── Data ──

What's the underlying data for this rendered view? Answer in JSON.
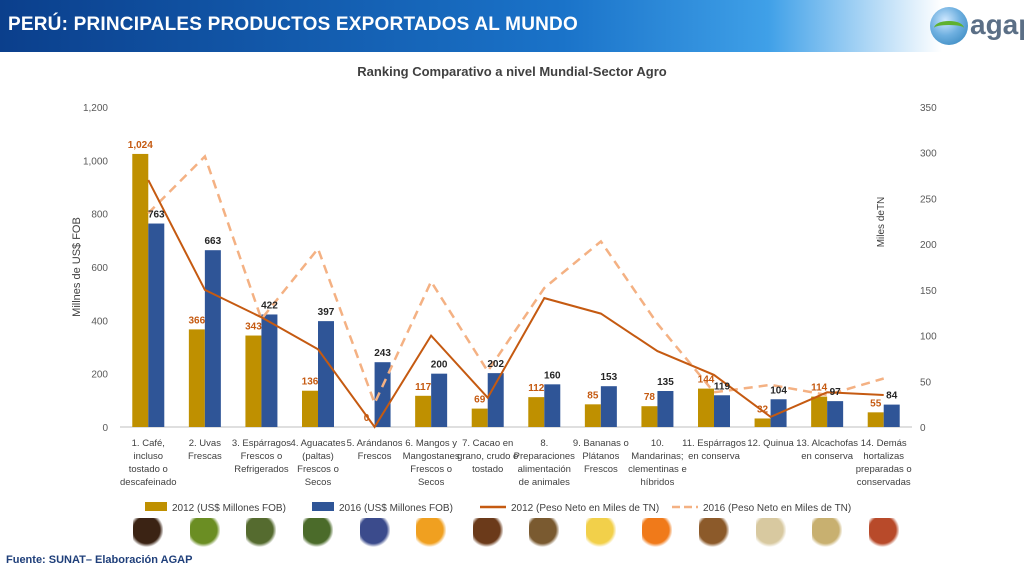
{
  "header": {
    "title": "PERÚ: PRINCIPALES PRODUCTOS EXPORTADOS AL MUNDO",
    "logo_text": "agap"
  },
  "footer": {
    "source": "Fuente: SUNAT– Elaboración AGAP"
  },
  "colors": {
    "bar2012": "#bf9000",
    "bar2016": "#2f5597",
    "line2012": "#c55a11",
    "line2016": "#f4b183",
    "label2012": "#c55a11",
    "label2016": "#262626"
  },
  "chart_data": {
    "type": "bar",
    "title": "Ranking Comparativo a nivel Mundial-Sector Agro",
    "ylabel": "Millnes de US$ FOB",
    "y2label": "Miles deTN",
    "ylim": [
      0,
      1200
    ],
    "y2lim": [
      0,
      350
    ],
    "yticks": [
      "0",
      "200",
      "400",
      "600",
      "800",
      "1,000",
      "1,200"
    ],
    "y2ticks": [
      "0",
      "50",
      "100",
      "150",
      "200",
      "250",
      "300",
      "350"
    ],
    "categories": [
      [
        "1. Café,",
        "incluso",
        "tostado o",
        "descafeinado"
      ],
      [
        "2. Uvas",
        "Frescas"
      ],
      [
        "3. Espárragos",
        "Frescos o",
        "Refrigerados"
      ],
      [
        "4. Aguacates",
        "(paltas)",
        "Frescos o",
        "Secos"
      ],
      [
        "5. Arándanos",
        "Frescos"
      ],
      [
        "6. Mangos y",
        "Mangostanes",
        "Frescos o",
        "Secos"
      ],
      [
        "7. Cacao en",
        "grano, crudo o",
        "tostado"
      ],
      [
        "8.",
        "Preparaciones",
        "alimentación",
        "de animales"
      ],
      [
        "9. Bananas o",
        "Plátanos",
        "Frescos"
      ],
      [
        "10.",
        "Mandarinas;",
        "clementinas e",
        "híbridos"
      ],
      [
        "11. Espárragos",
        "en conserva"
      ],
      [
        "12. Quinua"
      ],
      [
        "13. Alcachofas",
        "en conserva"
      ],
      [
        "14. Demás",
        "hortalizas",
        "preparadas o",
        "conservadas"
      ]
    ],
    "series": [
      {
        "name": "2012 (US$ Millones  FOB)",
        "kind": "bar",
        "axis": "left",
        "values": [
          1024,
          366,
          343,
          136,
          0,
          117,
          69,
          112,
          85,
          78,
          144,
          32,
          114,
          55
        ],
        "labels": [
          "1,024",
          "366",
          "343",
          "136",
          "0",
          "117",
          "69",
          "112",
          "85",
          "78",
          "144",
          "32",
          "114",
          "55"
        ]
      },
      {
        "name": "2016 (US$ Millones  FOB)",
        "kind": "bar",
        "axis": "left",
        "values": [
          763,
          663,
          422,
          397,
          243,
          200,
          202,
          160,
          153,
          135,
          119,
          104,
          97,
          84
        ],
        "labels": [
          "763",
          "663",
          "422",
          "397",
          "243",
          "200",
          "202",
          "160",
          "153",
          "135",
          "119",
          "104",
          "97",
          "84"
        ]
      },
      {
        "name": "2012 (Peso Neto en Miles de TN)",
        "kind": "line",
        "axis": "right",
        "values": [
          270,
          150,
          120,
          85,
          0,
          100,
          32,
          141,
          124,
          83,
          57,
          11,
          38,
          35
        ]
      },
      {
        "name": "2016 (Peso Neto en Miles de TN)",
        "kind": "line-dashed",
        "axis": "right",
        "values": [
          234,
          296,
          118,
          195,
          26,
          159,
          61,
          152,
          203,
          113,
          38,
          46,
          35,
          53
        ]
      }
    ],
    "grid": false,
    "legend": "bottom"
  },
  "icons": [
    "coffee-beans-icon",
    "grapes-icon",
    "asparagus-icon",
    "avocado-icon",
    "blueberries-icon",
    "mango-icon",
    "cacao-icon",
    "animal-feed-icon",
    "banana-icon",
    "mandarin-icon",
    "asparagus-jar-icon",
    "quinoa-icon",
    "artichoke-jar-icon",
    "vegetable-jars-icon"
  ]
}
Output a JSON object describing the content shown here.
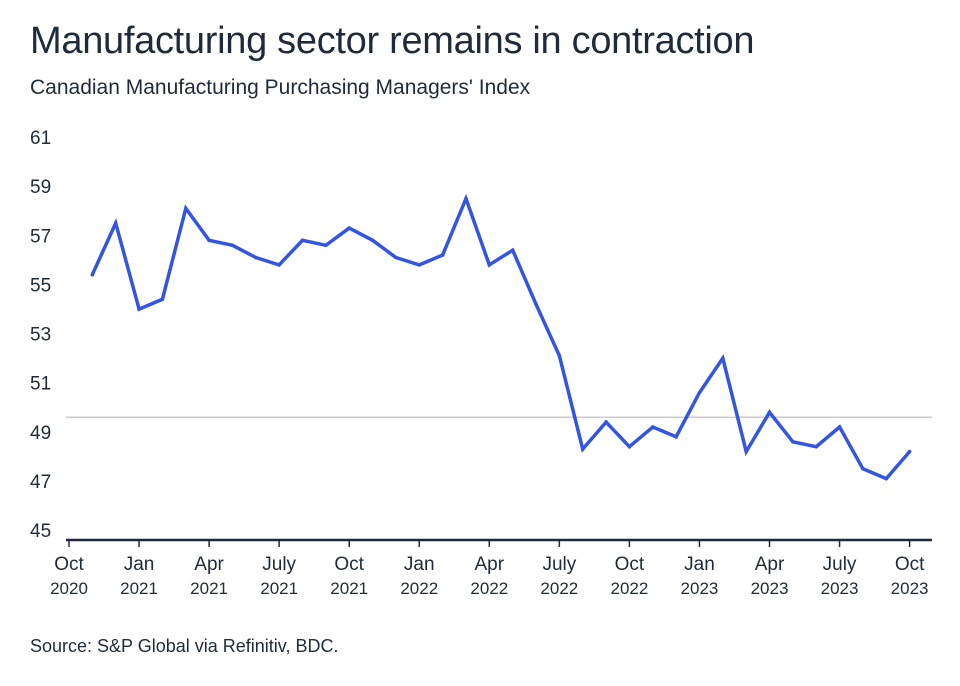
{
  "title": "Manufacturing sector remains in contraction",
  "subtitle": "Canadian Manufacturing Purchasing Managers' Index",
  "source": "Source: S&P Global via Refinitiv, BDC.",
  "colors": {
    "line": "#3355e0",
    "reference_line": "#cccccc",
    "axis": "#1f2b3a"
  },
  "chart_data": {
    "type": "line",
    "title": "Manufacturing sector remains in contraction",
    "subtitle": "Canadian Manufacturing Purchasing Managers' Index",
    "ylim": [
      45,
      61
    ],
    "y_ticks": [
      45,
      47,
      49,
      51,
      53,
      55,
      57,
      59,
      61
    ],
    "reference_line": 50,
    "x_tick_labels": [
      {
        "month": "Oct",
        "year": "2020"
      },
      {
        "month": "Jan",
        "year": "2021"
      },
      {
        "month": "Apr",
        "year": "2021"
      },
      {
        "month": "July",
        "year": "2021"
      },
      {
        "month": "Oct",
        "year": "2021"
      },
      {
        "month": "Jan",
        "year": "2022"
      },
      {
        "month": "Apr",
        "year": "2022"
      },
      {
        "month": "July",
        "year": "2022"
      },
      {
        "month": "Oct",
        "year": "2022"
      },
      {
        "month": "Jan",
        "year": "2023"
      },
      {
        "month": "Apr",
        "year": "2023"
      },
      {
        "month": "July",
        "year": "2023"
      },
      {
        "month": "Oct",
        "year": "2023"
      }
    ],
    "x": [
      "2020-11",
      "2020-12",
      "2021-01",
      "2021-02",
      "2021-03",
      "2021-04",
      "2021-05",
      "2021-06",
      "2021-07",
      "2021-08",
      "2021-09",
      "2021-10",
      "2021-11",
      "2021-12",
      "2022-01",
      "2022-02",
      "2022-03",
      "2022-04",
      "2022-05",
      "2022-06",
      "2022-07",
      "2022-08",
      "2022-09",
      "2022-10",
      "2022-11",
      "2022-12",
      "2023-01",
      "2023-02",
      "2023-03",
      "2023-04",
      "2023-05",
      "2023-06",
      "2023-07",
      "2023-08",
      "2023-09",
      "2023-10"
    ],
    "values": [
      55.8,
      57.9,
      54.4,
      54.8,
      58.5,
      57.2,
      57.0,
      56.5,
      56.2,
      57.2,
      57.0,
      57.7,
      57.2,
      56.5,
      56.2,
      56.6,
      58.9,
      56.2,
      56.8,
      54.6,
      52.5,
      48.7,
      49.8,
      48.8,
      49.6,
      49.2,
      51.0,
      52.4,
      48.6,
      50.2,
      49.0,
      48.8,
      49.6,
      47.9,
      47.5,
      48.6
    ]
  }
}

───

:: Written instruction ::
Find the word "Manufacturing" in the data and show each line that holds it.

:: Exercise answer ::
  "title": "Manufacturing sector remains in contraction",
  "subtitle": "Canadian Manufacturing Purchasing Managers' Index",
    "title": "Manufacturing sector remains in contraction",
    "subtitle": "Canadian Manufacturing Purchasing Managers' Index",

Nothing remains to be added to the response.